======== Given records ========

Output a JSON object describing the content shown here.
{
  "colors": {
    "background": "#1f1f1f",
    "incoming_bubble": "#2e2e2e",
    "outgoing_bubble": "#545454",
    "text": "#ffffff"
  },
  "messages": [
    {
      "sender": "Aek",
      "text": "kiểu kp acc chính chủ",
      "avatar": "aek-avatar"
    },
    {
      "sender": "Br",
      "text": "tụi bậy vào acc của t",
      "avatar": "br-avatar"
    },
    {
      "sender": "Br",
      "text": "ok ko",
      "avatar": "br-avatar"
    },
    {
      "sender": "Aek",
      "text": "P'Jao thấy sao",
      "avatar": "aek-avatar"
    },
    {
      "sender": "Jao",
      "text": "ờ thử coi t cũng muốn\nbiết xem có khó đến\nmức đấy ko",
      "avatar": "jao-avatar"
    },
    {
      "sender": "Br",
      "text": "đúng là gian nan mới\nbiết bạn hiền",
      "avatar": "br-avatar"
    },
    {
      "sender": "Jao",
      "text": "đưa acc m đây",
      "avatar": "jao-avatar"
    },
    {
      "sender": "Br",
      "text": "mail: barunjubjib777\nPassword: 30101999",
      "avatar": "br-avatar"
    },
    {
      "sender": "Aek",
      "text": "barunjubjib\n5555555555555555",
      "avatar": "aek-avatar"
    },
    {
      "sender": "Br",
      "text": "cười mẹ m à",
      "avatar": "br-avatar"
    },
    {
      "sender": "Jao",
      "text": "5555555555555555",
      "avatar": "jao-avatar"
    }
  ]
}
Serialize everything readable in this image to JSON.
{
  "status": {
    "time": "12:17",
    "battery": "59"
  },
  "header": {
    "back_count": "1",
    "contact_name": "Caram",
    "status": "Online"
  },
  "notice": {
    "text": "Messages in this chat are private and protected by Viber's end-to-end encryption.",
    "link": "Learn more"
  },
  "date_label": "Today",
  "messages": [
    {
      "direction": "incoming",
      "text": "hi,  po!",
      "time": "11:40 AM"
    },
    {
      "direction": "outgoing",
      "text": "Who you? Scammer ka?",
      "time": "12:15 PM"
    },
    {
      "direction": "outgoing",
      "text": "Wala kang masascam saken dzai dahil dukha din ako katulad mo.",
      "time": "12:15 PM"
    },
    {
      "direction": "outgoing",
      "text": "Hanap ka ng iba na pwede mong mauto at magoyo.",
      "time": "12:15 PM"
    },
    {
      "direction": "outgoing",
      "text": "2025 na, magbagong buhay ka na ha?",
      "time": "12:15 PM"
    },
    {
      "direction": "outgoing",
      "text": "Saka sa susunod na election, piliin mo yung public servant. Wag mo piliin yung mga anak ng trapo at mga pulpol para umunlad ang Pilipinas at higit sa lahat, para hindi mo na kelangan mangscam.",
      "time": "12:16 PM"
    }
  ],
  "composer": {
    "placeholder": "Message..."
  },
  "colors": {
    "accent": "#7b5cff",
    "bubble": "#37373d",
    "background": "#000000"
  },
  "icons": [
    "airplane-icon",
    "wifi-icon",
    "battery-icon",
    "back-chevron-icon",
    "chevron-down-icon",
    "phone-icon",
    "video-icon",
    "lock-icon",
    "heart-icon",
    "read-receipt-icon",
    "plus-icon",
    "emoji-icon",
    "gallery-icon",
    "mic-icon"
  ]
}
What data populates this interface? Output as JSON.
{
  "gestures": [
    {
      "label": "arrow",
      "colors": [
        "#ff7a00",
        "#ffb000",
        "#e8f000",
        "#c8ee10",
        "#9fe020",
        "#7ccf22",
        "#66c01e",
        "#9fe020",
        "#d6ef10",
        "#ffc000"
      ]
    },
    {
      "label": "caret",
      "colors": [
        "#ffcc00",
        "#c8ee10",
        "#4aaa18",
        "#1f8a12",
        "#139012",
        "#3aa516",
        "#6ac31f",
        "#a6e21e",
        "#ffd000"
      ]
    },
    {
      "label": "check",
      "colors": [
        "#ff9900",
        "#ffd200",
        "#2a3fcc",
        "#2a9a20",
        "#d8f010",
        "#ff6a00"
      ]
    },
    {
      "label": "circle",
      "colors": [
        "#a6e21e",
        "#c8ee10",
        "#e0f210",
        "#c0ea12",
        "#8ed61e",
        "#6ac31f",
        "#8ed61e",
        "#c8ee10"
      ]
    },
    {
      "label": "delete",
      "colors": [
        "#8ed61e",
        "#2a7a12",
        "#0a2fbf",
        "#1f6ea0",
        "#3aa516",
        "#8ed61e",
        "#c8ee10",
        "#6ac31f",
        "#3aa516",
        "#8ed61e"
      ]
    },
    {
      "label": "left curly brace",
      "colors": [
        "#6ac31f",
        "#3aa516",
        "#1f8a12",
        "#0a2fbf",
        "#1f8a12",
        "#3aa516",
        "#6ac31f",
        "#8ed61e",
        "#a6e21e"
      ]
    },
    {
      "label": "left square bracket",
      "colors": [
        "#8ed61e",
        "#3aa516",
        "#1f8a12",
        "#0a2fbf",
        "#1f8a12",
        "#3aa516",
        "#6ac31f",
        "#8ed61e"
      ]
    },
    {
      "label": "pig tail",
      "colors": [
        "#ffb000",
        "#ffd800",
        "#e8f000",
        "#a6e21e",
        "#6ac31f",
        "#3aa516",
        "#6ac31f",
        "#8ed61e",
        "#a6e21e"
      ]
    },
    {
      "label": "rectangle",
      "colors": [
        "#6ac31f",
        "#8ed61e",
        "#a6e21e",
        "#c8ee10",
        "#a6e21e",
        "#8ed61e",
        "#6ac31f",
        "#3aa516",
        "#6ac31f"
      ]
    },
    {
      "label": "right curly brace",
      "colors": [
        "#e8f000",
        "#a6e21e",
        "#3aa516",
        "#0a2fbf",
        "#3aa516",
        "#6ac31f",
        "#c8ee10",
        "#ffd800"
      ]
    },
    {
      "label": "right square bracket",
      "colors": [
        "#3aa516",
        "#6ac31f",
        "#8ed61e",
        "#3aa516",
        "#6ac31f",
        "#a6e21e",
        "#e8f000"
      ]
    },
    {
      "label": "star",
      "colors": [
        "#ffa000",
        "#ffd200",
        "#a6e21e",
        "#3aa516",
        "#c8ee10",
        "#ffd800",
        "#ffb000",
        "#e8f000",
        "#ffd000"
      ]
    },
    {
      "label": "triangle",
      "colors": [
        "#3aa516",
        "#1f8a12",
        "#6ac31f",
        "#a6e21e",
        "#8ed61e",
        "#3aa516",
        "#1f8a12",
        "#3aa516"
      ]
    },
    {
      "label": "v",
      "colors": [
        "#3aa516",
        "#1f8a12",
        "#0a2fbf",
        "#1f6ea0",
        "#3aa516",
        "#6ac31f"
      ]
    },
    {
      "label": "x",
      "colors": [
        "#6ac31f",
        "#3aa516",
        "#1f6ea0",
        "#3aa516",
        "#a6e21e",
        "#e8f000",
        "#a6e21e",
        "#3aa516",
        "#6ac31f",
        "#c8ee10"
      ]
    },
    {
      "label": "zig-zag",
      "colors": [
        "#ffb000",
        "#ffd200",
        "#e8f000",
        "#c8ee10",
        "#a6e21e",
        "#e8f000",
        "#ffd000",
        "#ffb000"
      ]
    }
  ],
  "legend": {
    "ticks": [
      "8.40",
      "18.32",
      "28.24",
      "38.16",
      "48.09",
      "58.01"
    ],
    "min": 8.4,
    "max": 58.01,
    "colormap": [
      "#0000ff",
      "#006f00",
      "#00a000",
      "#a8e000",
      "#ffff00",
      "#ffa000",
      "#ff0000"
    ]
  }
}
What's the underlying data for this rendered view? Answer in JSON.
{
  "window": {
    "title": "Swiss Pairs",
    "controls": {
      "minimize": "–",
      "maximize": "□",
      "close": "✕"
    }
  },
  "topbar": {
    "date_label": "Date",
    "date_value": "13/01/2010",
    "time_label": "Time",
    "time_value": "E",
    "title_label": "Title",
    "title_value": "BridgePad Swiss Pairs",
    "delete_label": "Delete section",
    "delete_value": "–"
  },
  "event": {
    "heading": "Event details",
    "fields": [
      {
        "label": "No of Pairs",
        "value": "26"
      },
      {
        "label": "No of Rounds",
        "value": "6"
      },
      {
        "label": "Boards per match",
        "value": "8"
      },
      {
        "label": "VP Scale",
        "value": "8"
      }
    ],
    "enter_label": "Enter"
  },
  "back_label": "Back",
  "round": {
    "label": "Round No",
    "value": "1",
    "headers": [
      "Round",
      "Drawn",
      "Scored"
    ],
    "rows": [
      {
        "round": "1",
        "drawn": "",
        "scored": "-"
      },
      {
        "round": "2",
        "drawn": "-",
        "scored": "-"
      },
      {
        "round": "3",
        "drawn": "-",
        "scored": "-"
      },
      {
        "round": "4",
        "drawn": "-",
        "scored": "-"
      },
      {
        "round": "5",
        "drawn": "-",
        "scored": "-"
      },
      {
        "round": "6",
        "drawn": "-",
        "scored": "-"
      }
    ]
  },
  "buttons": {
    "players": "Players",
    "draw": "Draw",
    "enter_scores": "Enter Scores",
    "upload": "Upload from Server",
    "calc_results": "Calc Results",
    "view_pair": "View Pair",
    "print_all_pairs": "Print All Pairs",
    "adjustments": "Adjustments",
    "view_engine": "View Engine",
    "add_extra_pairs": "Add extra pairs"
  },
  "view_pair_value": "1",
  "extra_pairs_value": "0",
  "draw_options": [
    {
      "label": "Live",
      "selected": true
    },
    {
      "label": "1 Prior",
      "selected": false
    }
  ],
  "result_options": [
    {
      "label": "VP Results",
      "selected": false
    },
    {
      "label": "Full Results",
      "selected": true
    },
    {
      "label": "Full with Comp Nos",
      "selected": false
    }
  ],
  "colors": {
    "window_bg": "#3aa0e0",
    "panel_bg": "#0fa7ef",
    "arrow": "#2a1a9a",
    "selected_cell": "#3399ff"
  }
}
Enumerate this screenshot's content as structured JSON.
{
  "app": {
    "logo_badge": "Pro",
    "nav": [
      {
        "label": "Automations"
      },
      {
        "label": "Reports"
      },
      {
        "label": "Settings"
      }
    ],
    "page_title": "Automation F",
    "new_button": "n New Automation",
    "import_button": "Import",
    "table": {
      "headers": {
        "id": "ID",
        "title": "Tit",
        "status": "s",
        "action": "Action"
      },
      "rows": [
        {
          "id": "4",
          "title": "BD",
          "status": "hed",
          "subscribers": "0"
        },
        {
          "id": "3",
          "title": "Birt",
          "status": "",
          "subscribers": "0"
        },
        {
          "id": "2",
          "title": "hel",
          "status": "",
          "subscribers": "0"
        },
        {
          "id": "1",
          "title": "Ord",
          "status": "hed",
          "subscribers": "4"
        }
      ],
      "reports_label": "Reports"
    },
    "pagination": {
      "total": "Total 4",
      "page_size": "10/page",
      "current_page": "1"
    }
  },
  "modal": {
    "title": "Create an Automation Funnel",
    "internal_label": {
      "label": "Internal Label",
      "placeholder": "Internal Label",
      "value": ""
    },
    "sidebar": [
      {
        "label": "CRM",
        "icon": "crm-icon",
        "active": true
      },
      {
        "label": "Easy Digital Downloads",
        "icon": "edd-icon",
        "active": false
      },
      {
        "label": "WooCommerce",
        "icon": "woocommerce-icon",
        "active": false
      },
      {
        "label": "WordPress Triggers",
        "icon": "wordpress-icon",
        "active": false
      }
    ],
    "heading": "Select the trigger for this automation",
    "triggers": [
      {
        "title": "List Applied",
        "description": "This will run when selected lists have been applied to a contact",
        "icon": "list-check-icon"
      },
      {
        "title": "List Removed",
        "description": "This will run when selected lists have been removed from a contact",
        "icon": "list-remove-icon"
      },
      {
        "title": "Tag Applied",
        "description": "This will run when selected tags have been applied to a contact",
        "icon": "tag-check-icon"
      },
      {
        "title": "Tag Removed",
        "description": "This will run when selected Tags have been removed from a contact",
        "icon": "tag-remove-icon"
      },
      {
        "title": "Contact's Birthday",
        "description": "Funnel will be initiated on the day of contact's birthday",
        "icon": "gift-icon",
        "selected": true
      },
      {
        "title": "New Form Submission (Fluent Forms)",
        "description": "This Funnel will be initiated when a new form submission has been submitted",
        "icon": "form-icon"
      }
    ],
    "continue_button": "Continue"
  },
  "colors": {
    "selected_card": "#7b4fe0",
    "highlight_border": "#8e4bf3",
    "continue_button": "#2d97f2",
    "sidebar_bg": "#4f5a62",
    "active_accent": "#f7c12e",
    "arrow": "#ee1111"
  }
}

========

Which lines hold the string "bracket"? Copy all of them from the data above.

      "label": "left square bracket",
      "label": "right square bracket",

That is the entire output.